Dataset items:
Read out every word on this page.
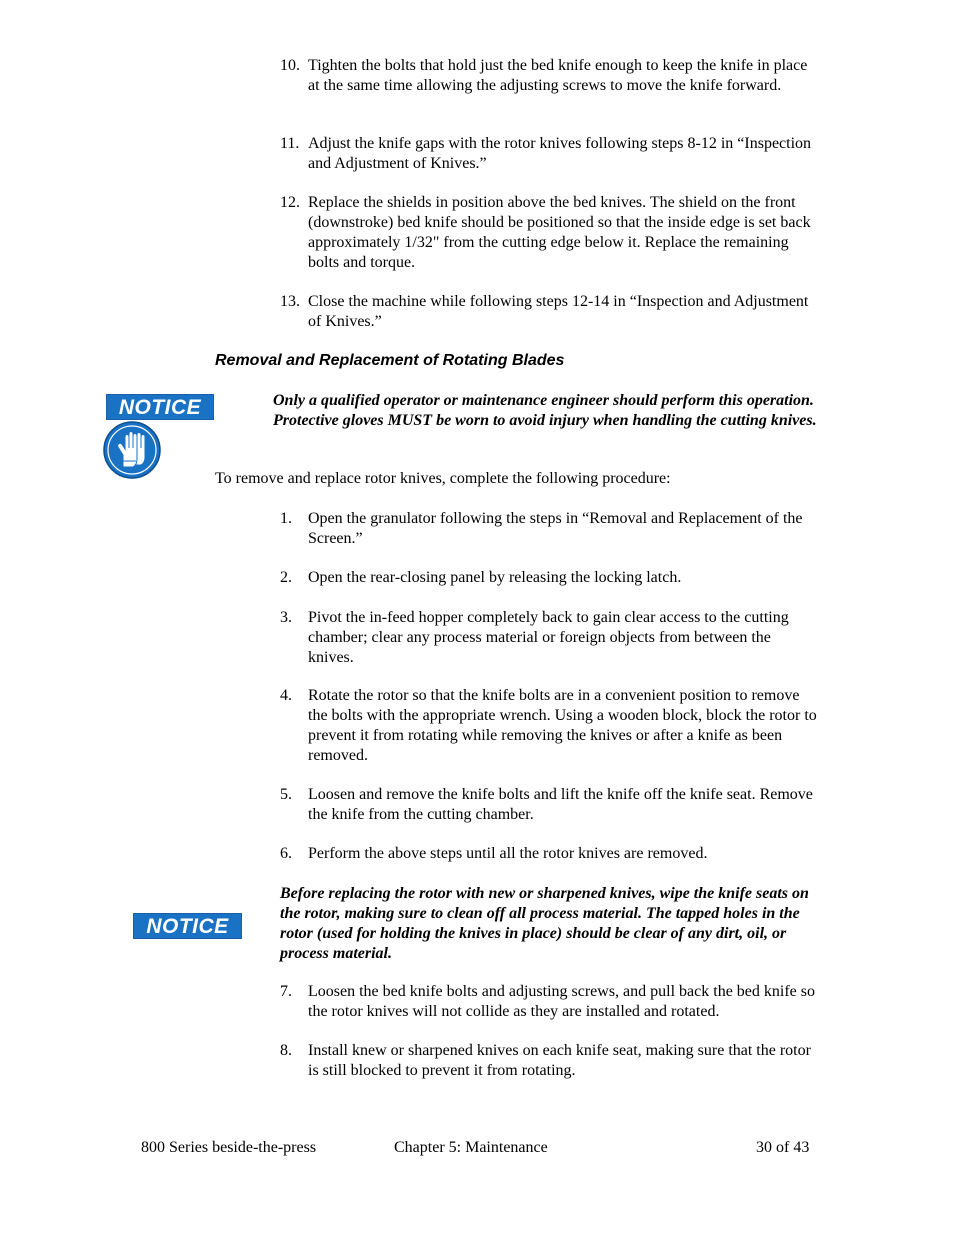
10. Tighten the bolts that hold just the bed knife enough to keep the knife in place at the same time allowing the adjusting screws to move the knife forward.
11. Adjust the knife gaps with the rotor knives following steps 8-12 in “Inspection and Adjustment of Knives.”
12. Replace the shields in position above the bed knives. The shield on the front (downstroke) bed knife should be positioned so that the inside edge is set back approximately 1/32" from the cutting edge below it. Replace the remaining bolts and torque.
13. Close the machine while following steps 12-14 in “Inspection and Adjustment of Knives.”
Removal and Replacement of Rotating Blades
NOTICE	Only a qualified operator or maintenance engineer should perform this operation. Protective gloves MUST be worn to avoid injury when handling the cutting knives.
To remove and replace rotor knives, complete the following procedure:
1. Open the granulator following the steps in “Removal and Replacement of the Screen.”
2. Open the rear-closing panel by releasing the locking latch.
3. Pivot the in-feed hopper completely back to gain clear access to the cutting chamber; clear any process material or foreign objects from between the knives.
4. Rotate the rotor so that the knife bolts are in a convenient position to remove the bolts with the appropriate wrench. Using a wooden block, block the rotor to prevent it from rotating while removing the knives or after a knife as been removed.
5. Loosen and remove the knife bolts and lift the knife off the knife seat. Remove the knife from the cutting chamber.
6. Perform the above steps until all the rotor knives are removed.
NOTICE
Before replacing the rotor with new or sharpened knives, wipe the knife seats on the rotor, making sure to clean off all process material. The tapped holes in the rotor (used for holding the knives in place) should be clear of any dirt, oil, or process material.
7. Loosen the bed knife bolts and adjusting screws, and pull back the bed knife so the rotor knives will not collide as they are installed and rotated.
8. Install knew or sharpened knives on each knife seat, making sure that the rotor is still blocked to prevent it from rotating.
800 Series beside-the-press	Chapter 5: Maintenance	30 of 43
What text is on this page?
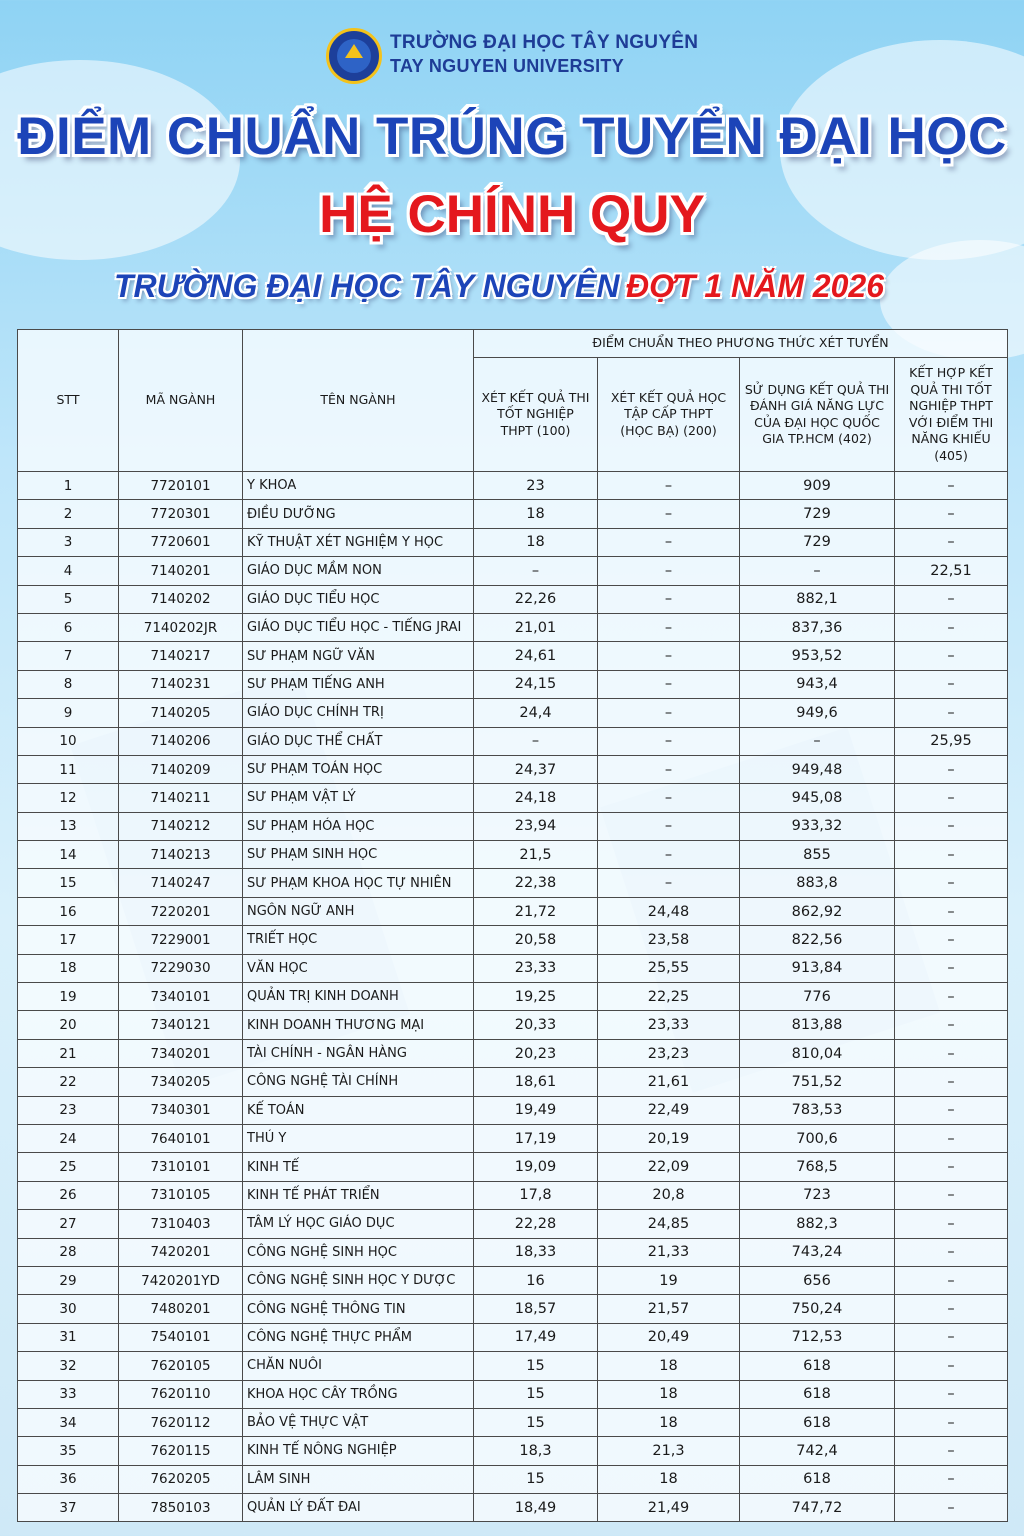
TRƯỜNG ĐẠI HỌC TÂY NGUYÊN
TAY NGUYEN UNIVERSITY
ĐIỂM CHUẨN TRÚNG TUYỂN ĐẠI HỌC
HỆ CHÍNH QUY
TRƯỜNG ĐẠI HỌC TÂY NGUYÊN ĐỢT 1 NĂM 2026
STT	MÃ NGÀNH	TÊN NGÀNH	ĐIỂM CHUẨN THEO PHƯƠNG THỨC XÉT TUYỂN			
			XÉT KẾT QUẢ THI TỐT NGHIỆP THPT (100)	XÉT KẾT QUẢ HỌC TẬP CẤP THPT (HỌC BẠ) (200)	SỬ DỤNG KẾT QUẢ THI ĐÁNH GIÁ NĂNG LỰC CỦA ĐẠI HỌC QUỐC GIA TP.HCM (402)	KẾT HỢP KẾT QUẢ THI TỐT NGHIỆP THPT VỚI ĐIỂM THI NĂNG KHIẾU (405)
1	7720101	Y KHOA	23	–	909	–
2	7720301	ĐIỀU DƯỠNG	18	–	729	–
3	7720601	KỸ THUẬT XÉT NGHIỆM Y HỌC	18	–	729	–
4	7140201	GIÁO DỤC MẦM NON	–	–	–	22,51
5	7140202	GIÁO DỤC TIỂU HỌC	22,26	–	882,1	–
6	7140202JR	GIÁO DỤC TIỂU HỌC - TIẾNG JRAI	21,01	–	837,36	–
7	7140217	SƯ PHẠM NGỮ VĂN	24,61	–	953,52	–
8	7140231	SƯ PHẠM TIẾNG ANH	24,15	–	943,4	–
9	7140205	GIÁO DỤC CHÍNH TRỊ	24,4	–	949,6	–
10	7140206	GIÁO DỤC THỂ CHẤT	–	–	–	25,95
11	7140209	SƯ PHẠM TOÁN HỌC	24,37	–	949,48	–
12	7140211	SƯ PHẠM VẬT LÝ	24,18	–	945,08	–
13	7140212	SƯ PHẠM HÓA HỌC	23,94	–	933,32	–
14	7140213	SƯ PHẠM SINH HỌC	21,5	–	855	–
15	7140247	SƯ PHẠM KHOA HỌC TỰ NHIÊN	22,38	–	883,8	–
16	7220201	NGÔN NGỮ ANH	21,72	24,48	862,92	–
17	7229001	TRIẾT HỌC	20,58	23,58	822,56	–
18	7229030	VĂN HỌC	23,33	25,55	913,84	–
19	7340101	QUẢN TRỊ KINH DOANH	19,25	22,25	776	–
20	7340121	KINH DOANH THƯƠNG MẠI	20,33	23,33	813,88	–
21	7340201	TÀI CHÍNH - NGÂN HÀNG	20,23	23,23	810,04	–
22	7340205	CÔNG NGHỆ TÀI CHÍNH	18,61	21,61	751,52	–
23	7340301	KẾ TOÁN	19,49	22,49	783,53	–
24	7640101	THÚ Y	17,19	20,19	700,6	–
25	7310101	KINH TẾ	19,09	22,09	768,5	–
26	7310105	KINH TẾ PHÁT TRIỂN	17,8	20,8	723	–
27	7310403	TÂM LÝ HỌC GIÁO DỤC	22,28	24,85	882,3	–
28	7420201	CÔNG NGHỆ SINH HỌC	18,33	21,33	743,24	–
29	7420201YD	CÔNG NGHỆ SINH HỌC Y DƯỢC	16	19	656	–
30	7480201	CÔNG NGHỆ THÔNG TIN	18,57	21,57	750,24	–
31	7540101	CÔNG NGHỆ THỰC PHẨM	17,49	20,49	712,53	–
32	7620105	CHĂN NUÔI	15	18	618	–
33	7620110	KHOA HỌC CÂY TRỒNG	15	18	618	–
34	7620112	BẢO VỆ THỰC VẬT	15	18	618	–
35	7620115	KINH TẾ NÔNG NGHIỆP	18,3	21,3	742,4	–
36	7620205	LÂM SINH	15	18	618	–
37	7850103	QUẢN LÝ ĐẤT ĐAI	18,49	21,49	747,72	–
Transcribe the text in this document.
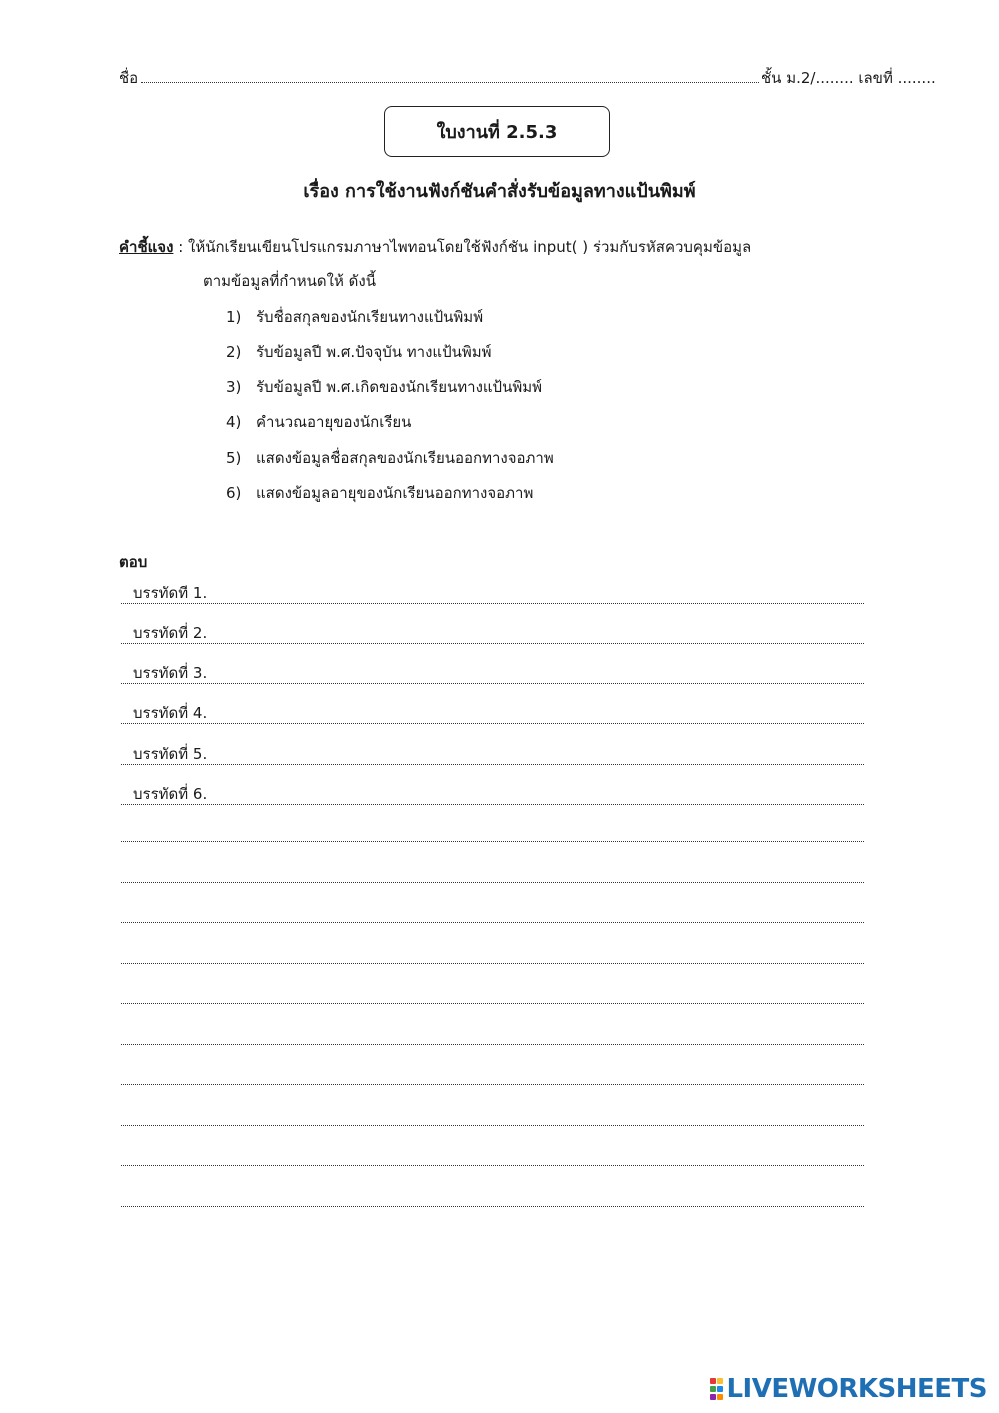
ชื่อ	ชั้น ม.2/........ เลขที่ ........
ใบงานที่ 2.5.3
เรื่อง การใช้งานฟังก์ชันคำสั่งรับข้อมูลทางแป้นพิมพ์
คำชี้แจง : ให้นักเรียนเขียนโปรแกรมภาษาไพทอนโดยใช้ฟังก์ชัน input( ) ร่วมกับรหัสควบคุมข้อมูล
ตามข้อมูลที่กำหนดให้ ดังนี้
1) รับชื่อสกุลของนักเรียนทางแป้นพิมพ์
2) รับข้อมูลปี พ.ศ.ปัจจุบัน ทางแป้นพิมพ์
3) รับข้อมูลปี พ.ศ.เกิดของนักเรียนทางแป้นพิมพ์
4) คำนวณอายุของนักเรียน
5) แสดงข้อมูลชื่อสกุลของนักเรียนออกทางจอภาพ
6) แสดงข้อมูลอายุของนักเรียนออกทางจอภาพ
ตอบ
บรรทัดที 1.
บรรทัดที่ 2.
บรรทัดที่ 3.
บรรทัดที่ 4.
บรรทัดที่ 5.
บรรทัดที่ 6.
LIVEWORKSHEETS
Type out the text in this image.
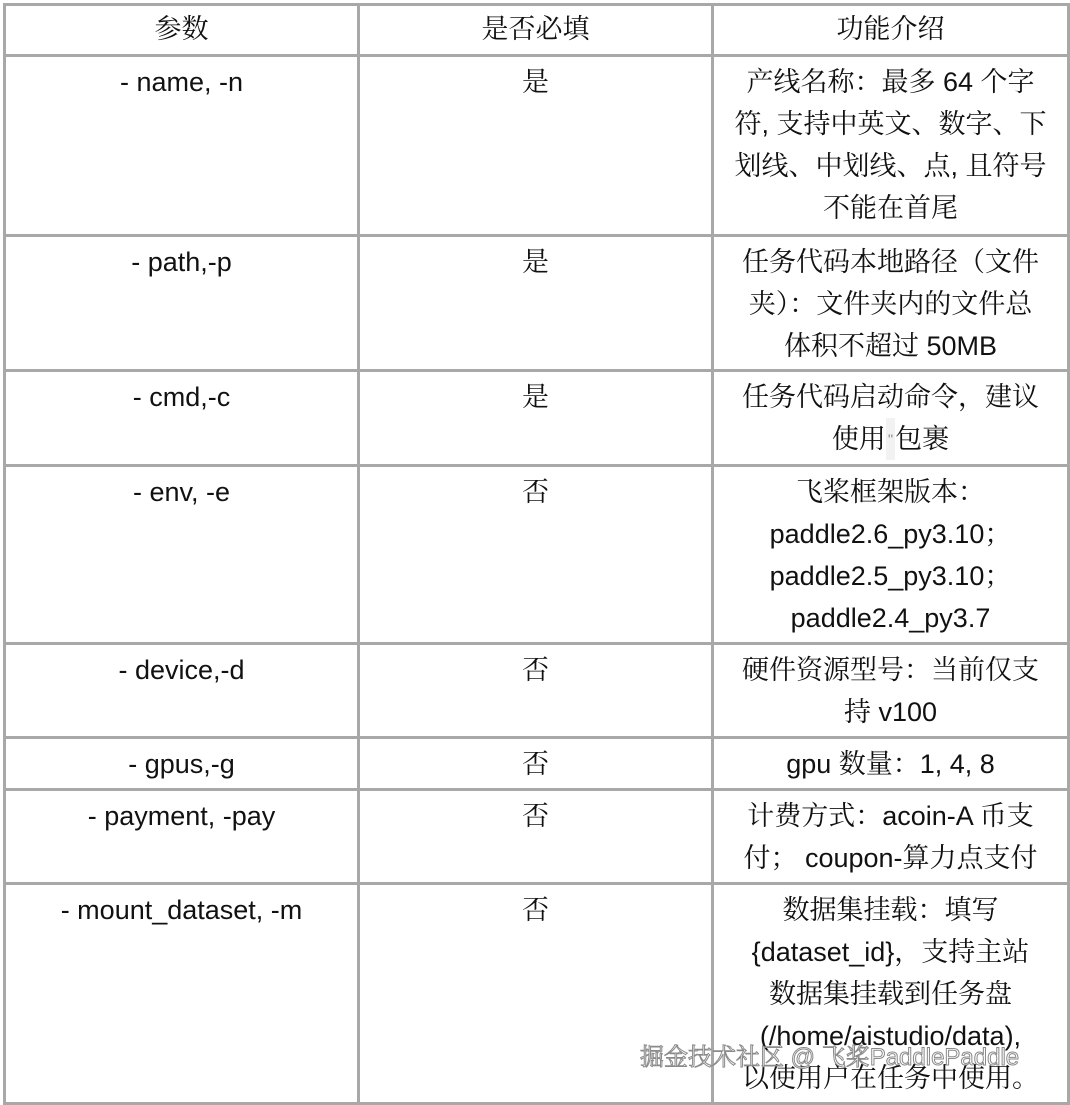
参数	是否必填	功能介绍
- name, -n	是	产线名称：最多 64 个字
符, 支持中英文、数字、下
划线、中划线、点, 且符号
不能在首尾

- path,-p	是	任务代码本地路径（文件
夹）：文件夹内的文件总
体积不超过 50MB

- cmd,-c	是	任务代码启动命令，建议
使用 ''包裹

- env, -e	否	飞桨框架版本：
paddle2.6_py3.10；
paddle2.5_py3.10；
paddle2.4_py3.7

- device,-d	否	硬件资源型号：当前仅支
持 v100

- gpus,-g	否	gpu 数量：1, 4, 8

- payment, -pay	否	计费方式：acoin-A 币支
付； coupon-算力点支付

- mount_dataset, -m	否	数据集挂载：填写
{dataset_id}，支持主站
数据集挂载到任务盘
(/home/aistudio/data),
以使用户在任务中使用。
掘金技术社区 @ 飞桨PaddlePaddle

Set exercise:
Extract every line of the records above that contains the word "page".

Result of this exercise:
Read out every word on this page.
What text is on this page?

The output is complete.